▶ _WHAT IS REQUIRED_
Reproduce every line in the listing that contains the word "chloride".

▶ _RECORDS SHOWN_
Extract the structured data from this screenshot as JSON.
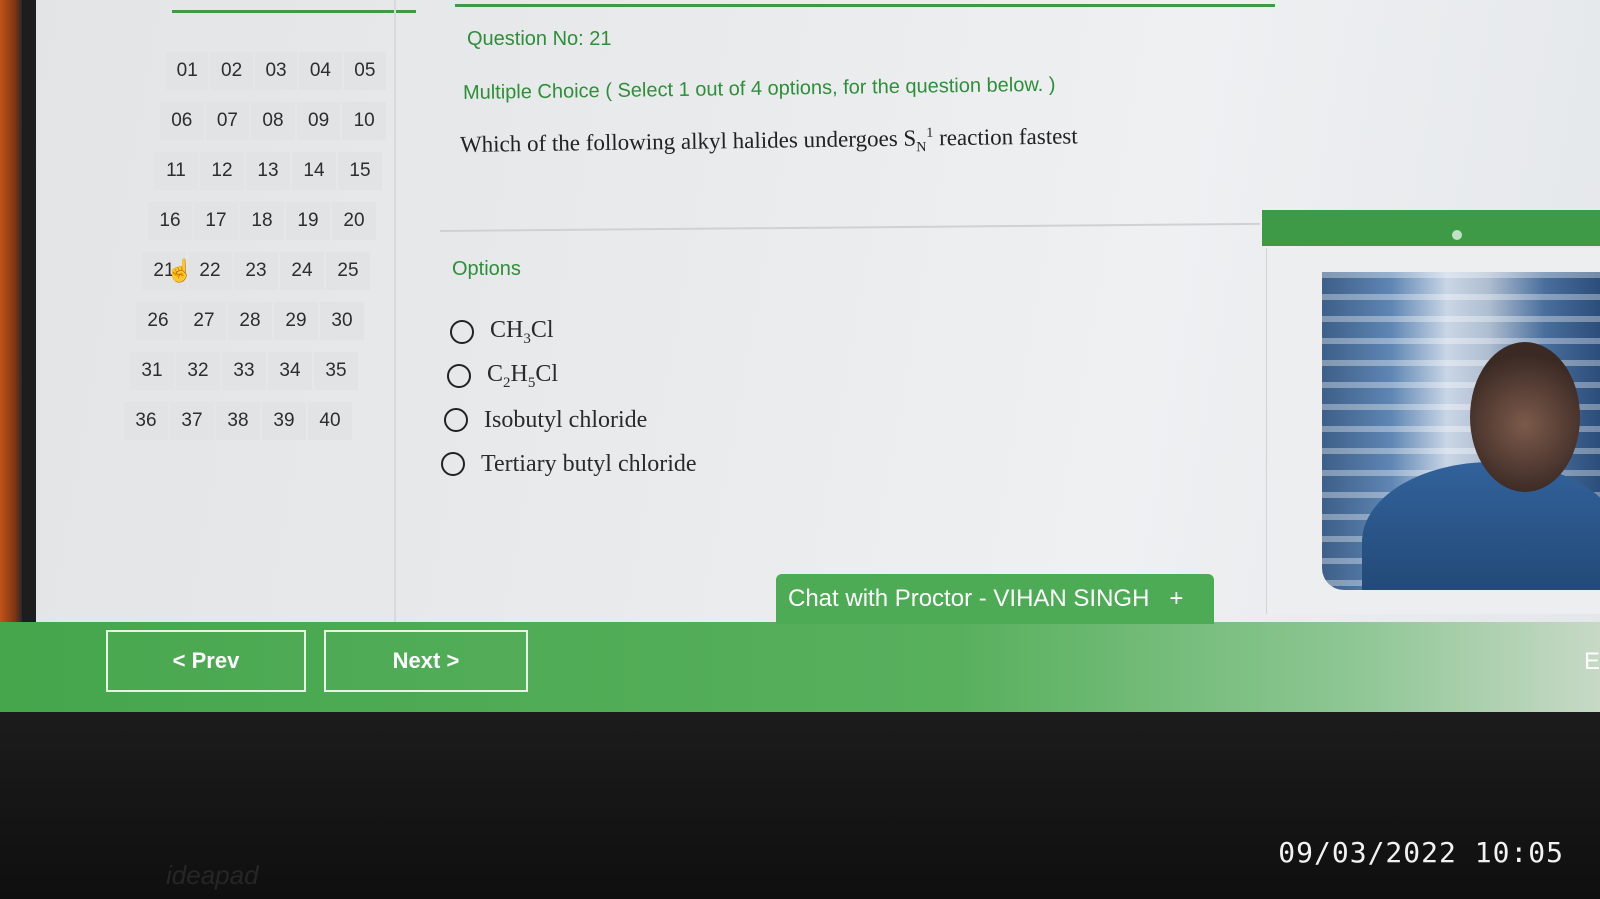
{
  "palette": {
    "rows": [
      [
        "01",
        "02",
        "03",
        "04",
        "05"
      ],
      [
        "06",
        "07",
        "08",
        "09",
        "10"
      ],
      [
        "11",
        "12",
        "13",
        "14",
        "15"
      ],
      [
        "16",
        "17",
        "18",
        "19",
        "20"
      ],
      [
        "21",
        "22",
        "23",
        "24",
        "25"
      ],
      [
        "26",
        "27",
        "28",
        "29",
        "30"
      ],
      [
        "31",
        "32",
        "33",
        "34",
        "35"
      ],
      [
        "36",
        "37",
        "38",
        "39",
        "40"
      ]
    ],
    "current": "21"
  },
  "question": {
    "number_label": "Question No: 21",
    "type_instruction": "Multiple Choice ( Select 1 out of 4 options, for the question below. )",
    "text_before": "Which of the following alkyl halides undergoes S",
    "text_sub": "N",
    "text_sup": "1",
    "text_after": " reaction fastest"
  },
  "options": {
    "label": "Options",
    "o1": {
      "a": "CH",
      "sub": "3",
      "b": "Cl"
    },
    "o2": {
      "a": "C",
      "sub1": "2",
      "b": "H",
      "sub2": "5",
      "c": "Cl"
    },
    "o3": "Isobutyl chloride",
    "o4": "Tertiary butyl chloride"
  },
  "chat": {
    "label": "Chat with Proctor - VIHAN SINGH",
    "plus": "+"
  },
  "nav": {
    "prev": "< Prev",
    "next": "Next >",
    "edge": "E"
  },
  "photo": {
    "timestamp": "09/03/2022 10:05",
    "brand": "ideapad"
  },
  "colors": {
    "accent": "#3e9a46",
    "text_green": "#2f8e3a"
  },
  "icons": {
    "cursor": "hand-pointer-icon"
  }
}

▶ _CORRECT ANSWER_
    "o3": "Isobutyl chloride",
    "o4": "Tertiary butyl chloride"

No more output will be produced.